WORK TO BE COMPLETED: Omit the pictures and output every entry below exactly as written.

EXTRACTED MATERIAL:
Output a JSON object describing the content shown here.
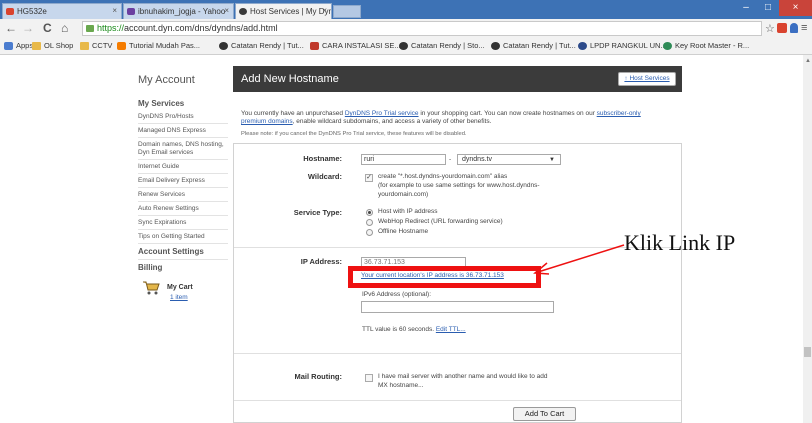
{
  "browser": {
    "tabs": [
      {
        "title": "HG532e",
        "icon_color": "#d9432f"
      },
      {
        "title": "ibnuhakim_jogja - Yahoo",
        "icon_color": "#6b3fa0"
      },
      {
        "title": "Host Services | My Dyn Ac",
        "icon_color": "#3a3a3a"
      }
    ],
    "tab_close": "×",
    "window_controls": {
      "minimize": "–",
      "maximize": "□",
      "close": "×"
    },
    "nav": {
      "back": "←",
      "forward": "→",
      "reload": "C",
      "home": "⌂"
    },
    "url_scheme": "https://",
    "url_rest": "account.dyn.com/dns/dyndns/add.html",
    "toolbar_icons": {
      "star": "☆",
      "menu": "≡"
    },
    "bookmarks": [
      {
        "label": "Apps",
        "icon": "apps-grid"
      },
      {
        "label": "OL Shop",
        "icon": "folder"
      },
      {
        "label": "CCTV",
        "icon": "folder"
      },
      {
        "label": "Tutorial Mudah Pas...",
        "icon": "blogger"
      },
      {
        "label": "Catatan Rendy | Tut...",
        "icon": "page"
      },
      {
        "label": "CARA INSTALASI SE...",
        "icon": "site"
      },
      {
        "label": "Catatan Rendy | Sto...",
        "icon": "page"
      },
      {
        "label": "Catatan Rendy | Tut...",
        "icon": "page"
      },
      {
        "label": "LPDP RANGKUL UN...",
        "icon": "site"
      },
      {
        "label": "Key Root Master - R...",
        "icon": "site"
      }
    ]
  },
  "sidebar": {
    "title": "My Account",
    "services_heading": "My Services",
    "items": [
      "DynDNS Pro/Hosts",
      "Managed DNS Express",
      "Domain names, DNS hosting,",
      "Dyn Email services",
      "Internet Guide",
      "Email Delivery Express",
      "Renew Services",
      "Auto Renew Settings",
      "Sync Expirations",
      "Tips on Getting Started"
    ],
    "account_settings": "Account Settings",
    "billing": "Billing",
    "cart_label": "My Cart",
    "cart_count": "1 item"
  },
  "page": {
    "title": "Add New Hostname",
    "host_services_btn": "↑ Host Services",
    "intro_1": "You currently have an unpurchased ",
    "intro_link_1": "DynDNS Pro Trial service",
    "intro_2": " in your shopping cart. You can now create hostnames on our ",
    "intro_link_2": "subscriber-only",
    "intro_link_3": "premium domains",
    "intro_3": ", enable wildcard subdomains, and access a variety of other benefits.",
    "note": "Please note: if you cancel the DynDNS Pro Trial service, these features will be disabled."
  },
  "form": {
    "hostname_label": "Hostname:",
    "hostname_value": "ruri",
    "hostname_sep": "-",
    "domain_value": "dyndns.tv",
    "wildcard_label": "Wildcard:",
    "wildcard_text_1": "create \"*.host.dyndns-yourdomain.com\" alias",
    "wildcard_text_2": "(for example to use same settings for www.host.dyndns-",
    "wildcard_text_3": "yourdomain.com)",
    "service_type_label": "Service Type:",
    "service_options": [
      "Host with IP address",
      "WebHop Redirect (URL forwarding service)",
      "Offline Hostname"
    ],
    "ip_label": "IP Address:",
    "ip_value": "36.73.71.153",
    "ip_link": "Your current location's IP address is 36.73.71.153",
    "ipv6_label": "IPv6 Address (optional):",
    "ttl_text": "TTL value is 60 seconds.",
    "ttl_link": "Edit TTL...",
    "mail_label": "Mail Routing:",
    "mail_text_1": "I have mail server with another name and would like to add",
    "mail_text_2": "MX hostname...",
    "add_to_cart": "Add To Cart"
  },
  "annotation": {
    "text": "Klik Link IP",
    "color": "#ee1111"
  }
}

EXERCISE RESULT:
Output a JSON object describing the content shown here.
{
  "browser": {
    "tabs": [
      {
        "title": "HG532e",
        "icon_color": "#d9432f"
      },
      {
        "title": "ibnuhakim_jogja - Yahoo",
        "icon_color": "#6b3fa0"
      },
      {
        "title": "Host Services | My Dyn Ac",
        "icon_color": "#3a3a3a"
      }
    ],
    "tab_close": "×",
    "window_controls": {
      "minimize": "–",
      "maximize": "□",
      "close": "×"
    },
    "nav": {
      "back": "←",
      "forward": "→",
      "reload": "C",
      "home": "⌂"
    },
    "url_scheme": "https://",
    "url_rest": "account.dyn.com/dns/dyndns/add.html",
    "toolbar_icons": {
      "star": "☆",
      "menu": "≡"
    },
    "bookmarks": [
      {
        "label": "Apps",
        "icon": "apps-grid"
      },
      {
        "label": "OL Shop",
        "icon": "folder"
      },
      {
        "label": "CCTV",
        "icon": "folder"
      },
      {
        "label": "Tutorial Mudah Pas...",
        "icon": "blogger"
      },
      {
        "label": "Catatan Rendy | Tut...",
        "icon": "page"
      },
      {
        "label": "CARA INSTALASI SE...",
        "icon": "site"
      },
      {
        "label": "Catatan Rendy | Sto...",
        "icon": "page"
      },
      {
        "label": "Catatan Rendy | Tut...",
        "icon": "page"
      },
      {
        "label": "LPDP RANGKUL UN...",
        "icon": "site"
      },
      {
        "label": "Key Root Master - R...",
        "icon": "site"
      }
    ]
  },
  "sidebar": {
    "title": "My Account",
    "services_heading": "My Services",
    "items": [
      "DynDNS Pro/Hosts",
      "Managed DNS Express",
      "Domain names, DNS hosting,",
      "Dyn Email services",
      "Internet Guide",
      "Email Delivery Express",
      "Renew Services",
      "Auto Renew Settings",
      "Sync Expirations",
      "Tips on Getting Started"
    ],
    "account_settings": "Account Settings",
    "billing": "Billing",
    "cart_label": "My Cart",
    "cart_count": "1 item"
  },
  "page": {
    "title": "Add New Hostname",
    "host_services_btn": "↑ Host Services",
    "intro_1": "You currently have an unpurchased ",
    "intro_link_1": "DynDNS Pro Trial service",
    "intro_2": " in your shopping cart. You can now create hostnames on our ",
    "intro_link_2": "subscriber-only",
    "intro_link_3": "premium domains",
    "intro_3": ", enable wildcard subdomains, and access a variety of other benefits.",
    "note": "Please note: if you cancel the DynDNS Pro Trial service, these features will be disabled."
  },
  "form": {
    "hostname_label": "Hostname:",
    "hostname_value": "ruri",
    "hostname_sep": "-",
    "domain_value": "dyndns.tv",
    "wildcard_label": "Wildcard:",
    "wildcard_text_1": "create \"*.host.dyndns-yourdomain.com\" alias",
    "wildcard_text_2": "(for example to use same settings for www.host.dyndns-",
    "wildcard_text_3": "yourdomain.com)",
    "service_type_label": "Service Type:",
    "service_options": [
      "Host with IP address",
      "WebHop Redirect (URL forwarding service)",
      "Offline Hostname"
    ],
    "ip_label": "IP Address:",
    "ip_value": "36.73.71.153",
    "ip_link": "Your current location's IP address is 36.73.71.153",
    "ipv6_label": "IPv6 Address (optional):",
    "ttl_text": "TTL value is 60 seconds.",
    "ttl_link": "Edit TTL...",
    "mail_label": "Mail Routing:",
    "mail_text_1": "I have mail server with another name and would like to add",
    "mail_text_2": "MX hostname...",
    "add_to_cart": "Add To Cart"
  },
  "annotation": {
    "text": "Klik Link IP",
    "color": "#ee1111"
  }
}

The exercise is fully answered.